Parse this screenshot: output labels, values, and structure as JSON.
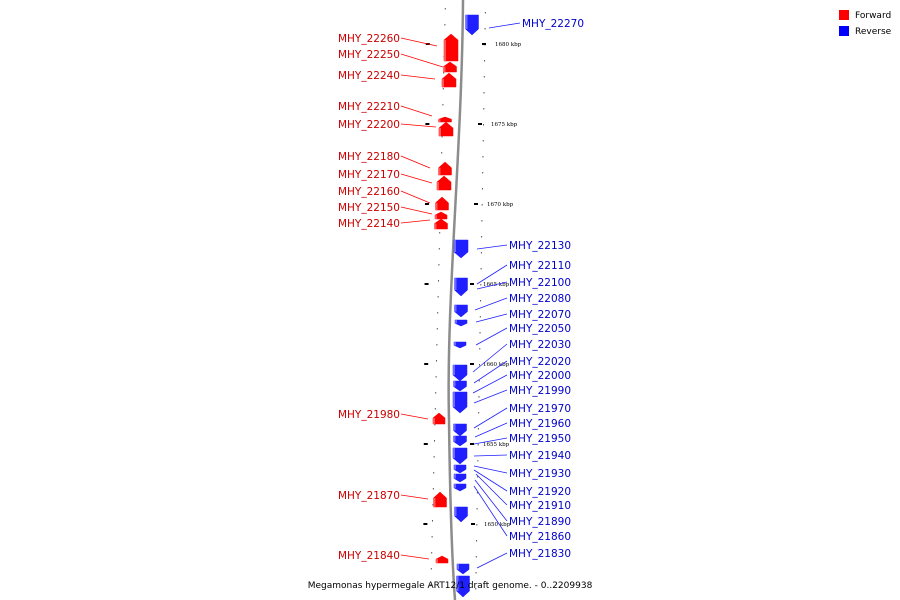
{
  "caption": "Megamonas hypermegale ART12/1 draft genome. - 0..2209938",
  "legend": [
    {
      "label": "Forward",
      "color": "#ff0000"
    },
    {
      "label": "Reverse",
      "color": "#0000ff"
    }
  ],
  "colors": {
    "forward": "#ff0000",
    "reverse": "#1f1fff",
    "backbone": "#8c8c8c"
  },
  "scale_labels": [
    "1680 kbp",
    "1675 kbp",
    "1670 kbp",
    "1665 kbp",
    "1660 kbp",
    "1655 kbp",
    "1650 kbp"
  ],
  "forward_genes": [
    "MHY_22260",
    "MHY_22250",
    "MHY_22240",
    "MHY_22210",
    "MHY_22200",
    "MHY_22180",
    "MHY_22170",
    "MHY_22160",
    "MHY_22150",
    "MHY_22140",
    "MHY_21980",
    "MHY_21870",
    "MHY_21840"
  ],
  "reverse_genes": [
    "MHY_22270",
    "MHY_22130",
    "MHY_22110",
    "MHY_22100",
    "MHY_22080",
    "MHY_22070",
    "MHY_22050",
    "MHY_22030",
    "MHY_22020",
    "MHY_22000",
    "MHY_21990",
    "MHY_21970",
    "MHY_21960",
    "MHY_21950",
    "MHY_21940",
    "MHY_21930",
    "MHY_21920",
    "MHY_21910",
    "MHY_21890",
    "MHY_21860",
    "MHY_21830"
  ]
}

◆ ◆ ◆

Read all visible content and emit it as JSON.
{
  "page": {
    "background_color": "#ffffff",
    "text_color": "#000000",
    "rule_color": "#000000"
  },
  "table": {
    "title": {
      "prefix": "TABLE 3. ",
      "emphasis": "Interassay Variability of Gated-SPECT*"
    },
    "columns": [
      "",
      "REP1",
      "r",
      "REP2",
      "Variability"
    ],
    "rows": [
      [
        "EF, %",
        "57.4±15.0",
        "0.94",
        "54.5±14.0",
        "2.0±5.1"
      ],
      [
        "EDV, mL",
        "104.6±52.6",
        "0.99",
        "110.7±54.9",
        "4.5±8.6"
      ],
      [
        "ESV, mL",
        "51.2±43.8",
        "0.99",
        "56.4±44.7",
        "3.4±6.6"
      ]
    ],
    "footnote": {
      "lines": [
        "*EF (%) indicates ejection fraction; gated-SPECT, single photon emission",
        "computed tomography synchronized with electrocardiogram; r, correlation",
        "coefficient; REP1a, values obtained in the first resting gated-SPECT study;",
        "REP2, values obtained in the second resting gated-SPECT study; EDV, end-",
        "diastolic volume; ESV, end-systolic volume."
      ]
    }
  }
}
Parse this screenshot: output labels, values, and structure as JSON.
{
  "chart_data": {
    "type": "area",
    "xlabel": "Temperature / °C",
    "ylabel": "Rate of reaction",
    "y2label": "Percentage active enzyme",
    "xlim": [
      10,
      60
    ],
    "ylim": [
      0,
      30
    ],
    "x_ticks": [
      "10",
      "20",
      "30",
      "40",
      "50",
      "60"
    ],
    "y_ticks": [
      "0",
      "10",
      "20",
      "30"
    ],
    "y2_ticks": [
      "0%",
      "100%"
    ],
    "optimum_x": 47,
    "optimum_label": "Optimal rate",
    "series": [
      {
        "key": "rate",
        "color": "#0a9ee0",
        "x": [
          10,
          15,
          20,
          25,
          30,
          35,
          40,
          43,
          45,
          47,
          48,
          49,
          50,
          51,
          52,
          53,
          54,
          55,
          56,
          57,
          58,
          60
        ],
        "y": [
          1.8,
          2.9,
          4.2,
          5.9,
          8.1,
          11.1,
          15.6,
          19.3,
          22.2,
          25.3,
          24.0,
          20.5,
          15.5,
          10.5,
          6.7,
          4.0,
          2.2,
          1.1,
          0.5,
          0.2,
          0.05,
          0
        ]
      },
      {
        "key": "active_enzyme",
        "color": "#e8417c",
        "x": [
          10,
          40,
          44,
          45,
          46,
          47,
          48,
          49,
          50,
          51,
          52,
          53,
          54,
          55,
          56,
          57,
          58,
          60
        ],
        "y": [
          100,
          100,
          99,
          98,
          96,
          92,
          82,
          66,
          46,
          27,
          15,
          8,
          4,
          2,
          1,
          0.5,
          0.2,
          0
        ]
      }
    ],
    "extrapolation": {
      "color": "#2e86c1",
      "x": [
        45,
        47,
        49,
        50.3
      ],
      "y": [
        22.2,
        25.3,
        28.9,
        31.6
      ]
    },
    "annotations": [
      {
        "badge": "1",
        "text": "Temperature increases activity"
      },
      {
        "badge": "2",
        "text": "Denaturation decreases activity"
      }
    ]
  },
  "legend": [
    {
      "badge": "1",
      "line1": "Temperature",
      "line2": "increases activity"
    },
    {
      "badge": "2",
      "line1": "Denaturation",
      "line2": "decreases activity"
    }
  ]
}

◆ ◆ ◆

Whenever the string "Denaturation" shows up on a line of the listing, copy that line.

        "text": "Denaturation decreases activity"
      "line1": "Denaturation",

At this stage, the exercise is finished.